● **SOURCE DOCUMENT**:
Well, to the nearly 75% who agreed I have some bad news for you. Amtrak trains will never use Union Station again. Ever.

For more than 28 years I’ve lived in St. Louis I’ve heard people suggesting the return of Amtrak to Union Station and for 28 years I’ve just been struck by a complete lack of understanding about rail service and station design.

The decline of trail [rail] travel began following World War II, as traffic dropped significantly, even while railroads began to update their passenger fleets with new equipment in the 1950s hoping to retain passengers and ward off ever increasing competition from the automobile and airplane (the development of jet propulsion only worsened the situation).  Technically, passenger rail travel peaked in this country during the first two decades of the 20th century and slowly declined thereafter, particularly with the onset of the Great Depression.  However, it also did not help that President Dwight Eisenhower enacted the Interstate Highway System in 1956 (also known as the National Interstate and Defense Highways Act).  By that time railroads were beginning to see the writing on the wall and cutback their services, with most giving it up altogether by the start of Amtrak in 1971. (American-Rail.com)

By the time the stock market crashed in 1929 St. Louis Union Station had been open for 35 years. This was a poor time to be the largest U.S. railroad station. The last train pulled out from the huge train shed 49 years later.  The main building (from “Headhouse”) hadn’t been used for nearly a decade. With only a few trains per day having such a huge facility made no sense. It would’ve happened sooner if another option existed.

Under the big shed in 2012

You might point out the Kansas City still uses their Union Station for Amtrak service. Yes, yes they do.  It’s a through-station, not an end-station.

Through-stations and end-stations are completely different design and planning problems.  They generate completely different kinds of space and completely different sensations of arrival and departure.  It’s pointless, for example, to compare New York’s dreary Penn Station, a through-station, with magnificent Grand Central, an end-station.  They are apples and radishes. (Human Transit)

In the 19th century when 22 railroads built Union Station they correctly saw St. Louis’ population computing to grow. They wanted a facility they wouldn’t outgrow like the original St. Louis Union Station on 12th (Tucker).  They decided their station would be an end-station, not a through-station.  Half a century later the decline of rail passengers, the failure of passenger rail companies, and the fact Chicago beat St. Louis as the midwest end city meant St. Louis Union Station, a beautiful design, was incredibly obsolete for rail travel.

● **WHAT TO DO**:
• a. Translate this sentence from the passage on St. Louis Union Station into Spanish: "Amtrak trains will never use Union Station again."
• b. Reproduce part of the passage on St. Louis Union Station word for word. Begin at the words that have "In the 19th" and stop after "for rail travel.".
• c. Go on with the passage on St. Louis Union Station, starting after its final sentence.
The items after the passage on St. Louis Union Station are separate material.

● **GIVEN INFORMATION**:
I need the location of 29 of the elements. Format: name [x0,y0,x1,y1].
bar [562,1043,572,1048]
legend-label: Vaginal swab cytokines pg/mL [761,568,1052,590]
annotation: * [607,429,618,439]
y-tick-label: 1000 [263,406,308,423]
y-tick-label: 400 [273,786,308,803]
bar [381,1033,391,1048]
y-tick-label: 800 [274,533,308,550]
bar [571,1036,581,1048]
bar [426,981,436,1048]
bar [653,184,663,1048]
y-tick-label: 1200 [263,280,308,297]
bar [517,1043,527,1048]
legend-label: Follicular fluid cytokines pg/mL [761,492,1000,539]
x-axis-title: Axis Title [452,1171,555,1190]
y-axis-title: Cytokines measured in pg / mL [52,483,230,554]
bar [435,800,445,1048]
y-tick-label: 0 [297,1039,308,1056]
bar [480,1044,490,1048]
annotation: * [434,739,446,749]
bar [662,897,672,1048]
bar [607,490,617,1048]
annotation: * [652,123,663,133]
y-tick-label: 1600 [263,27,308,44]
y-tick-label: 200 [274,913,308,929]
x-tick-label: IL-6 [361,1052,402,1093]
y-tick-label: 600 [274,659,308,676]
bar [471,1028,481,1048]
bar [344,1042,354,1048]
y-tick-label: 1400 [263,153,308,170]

● **ANSWERS FOR THE EXERCISE**:
• a. Los trenes de Amtrak nunca volverán a usar Union Station.

• b.
In the 19th century when 22 railroads built Union Station they correctly saw St. Louis’ population computing to grow. They wanted a facility they wouldn’t outgrow like the original St. Louis Union Station on 12th (Tucker).  They decided their station would be an end-station, not a through-station.  Half a century later the decline of rail passengers, the failure of passenger rail companies, and the fact Chicago beat St. Louis as the midwest end city meant St. Louis Union Station, a beautiful design, was incredibly obsolete for rail travel.

• c.
Kansas City’s Union Station has been able to reutilize most of the building to other uses, with Amtrak using a small part for ticketing and waiting, It’s a short distance out to the platform at the through tracks. From the back of the shed at St. Louis Union Station it’s still a very long distance to the tracks — plus office buildings and the closed movie theater block the path.

In the 70s Amshack was built at the tracks. I recall using this in the 90s. Then a slightly nicer Amshack 2 was built, I used this in the aughts. The station I’ve used the most opened a decade ago…today. Yes, it took until November 21, 2008 to open a proper station. I was there for the ribbon cutting ten years ago, and I’ve been back many times since as a traveling customer.

Comptroller Darlene Green speaking at the opening ten years ago

Over the last decade the maintenance was allowed to get behind, prompting me to label it Amshack 3 in 2017.  Thankfully it was improved on my last train trip, in February 2018.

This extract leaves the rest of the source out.